## INSTRUCTIONS TO FOLLOW
State the number of lines with the string "após" in them, and nothing else.

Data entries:

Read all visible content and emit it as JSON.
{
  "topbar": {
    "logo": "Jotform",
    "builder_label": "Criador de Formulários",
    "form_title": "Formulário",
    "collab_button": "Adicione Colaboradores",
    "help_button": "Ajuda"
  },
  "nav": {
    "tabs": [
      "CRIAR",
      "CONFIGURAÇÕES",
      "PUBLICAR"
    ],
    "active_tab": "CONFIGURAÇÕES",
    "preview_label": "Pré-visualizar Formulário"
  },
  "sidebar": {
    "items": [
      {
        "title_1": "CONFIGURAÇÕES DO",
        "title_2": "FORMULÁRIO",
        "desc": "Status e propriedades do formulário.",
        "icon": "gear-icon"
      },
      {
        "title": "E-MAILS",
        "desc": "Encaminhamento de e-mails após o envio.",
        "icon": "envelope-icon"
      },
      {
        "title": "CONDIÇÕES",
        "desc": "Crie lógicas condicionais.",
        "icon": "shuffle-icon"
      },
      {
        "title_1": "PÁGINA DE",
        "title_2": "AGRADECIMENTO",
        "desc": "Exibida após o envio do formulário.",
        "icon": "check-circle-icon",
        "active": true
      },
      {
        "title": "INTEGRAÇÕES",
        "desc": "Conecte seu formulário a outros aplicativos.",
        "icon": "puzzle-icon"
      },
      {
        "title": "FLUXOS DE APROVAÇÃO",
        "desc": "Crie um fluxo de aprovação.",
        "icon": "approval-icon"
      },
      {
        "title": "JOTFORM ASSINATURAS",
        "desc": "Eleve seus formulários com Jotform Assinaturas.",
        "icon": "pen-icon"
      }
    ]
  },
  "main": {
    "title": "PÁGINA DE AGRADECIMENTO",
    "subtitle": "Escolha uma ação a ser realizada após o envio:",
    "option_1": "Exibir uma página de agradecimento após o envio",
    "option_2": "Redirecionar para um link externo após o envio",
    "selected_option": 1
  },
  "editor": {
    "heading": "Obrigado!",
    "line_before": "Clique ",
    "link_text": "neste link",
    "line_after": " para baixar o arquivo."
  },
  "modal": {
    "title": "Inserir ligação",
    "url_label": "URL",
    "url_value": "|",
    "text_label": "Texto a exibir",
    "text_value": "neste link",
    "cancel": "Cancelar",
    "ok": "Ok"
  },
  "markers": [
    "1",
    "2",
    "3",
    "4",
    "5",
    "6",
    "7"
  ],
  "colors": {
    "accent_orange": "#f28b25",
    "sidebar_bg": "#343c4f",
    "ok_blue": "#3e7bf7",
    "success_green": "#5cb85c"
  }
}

## RESULT OF THE TASK
5